WORK TO COMPLETE
Images must not appear in your copy; reproduce every other part of the records exactly.

SOURCE RECORDS
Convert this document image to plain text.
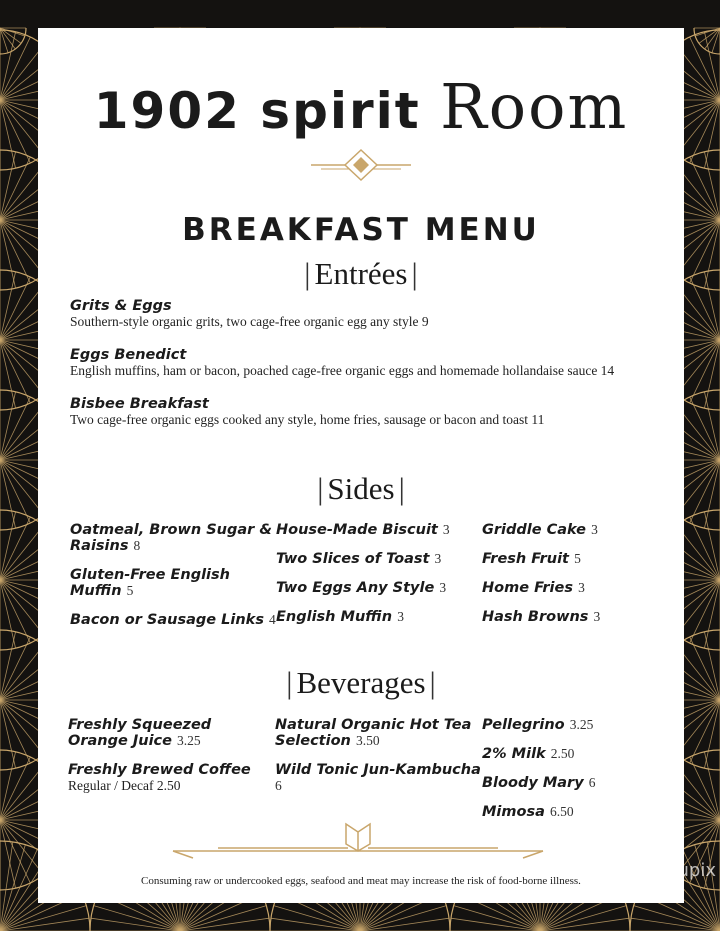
1902 spirit Room
BREAKFAST MENU
| Entrées |
Grits & Eggs
Southern-style organic grits, two cage-free organic egg any style 9
Eggs Benedict
English muffins, ham or bacon, poached cage-free organic eggs and homemade hollandaise sauce 14
Bisbee Breakfast
Two cage-free organic eggs cooked any style, home fries, sausage or bacon and toast 11
| Sides |
Oatmeal, Brown Sugar & Raisins 8
Gluten-Free English Muffin 5
Bacon or Sausage Links 4
House-Made Biscuit 3
Two Slices of Toast 3
Two Eggs Any Style 3
English Muffin 3
Griddle Cake 3
Fresh Fruit 5
Home Fries 3
Hash Browns 3
| Beverages |
Freshly Squeezed Orange Juice 3.25
Freshly Brewed Coffee
Regular / Decaf 2.50
Natural Organic Hot Tea Selection 3.50
Wild Tonic Jun-Kambucha 6
Pellegrino 3.25
2% Milk 2.50
Bloody Mary 6
Mimosa 6.50
Consuming raw or undercooked eggs, seafood and meat may increase the risk of food-borne illness.	menupix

RESULT BELOW
Convert this document image to plain text.
1902 spirit Room
BREAKFAST MENU
| Entrées |
Grits & Eggs
Southern-style organic grits, two cage-free organic egg any style 9
Eggs Benedict
English muffins, ham or bacon, poached cage-free organic eggs and homemade hollandaise sauce 14
Bisbee Breakfast
Two cage-free organic eggs cooked any style, home fries, sausage or bacon and toast 11
| Sides |
Oatmeal, Brown Sugar & Raisins 8
Gluten-Free English Muffin 5
Bacon or Sausage Links 4
House-Made Biscuit 3
Two Slices of Toast 3
Two Eggs Any Style 3
English Muffin 3
Griddle Cake 3
Fresh Fruit 5
Home Fries 3
Hash Browns 3
| Beverages |
Freshly Squeezed Orange Juice 3.25
Freshly Brewed Coffee
Regular / Decaf 2.50
Natural Organic Hot Tea Selection 3.50
Wild Tonic Jun-Kambucha 6
Pellegrino 3.25
2% Milk 2.50
Bloody Mary 6
Mimosa 6.50
Consuming raw or undercooked eggs, seafood and meat may increase the risk of food-borne illness.	menupix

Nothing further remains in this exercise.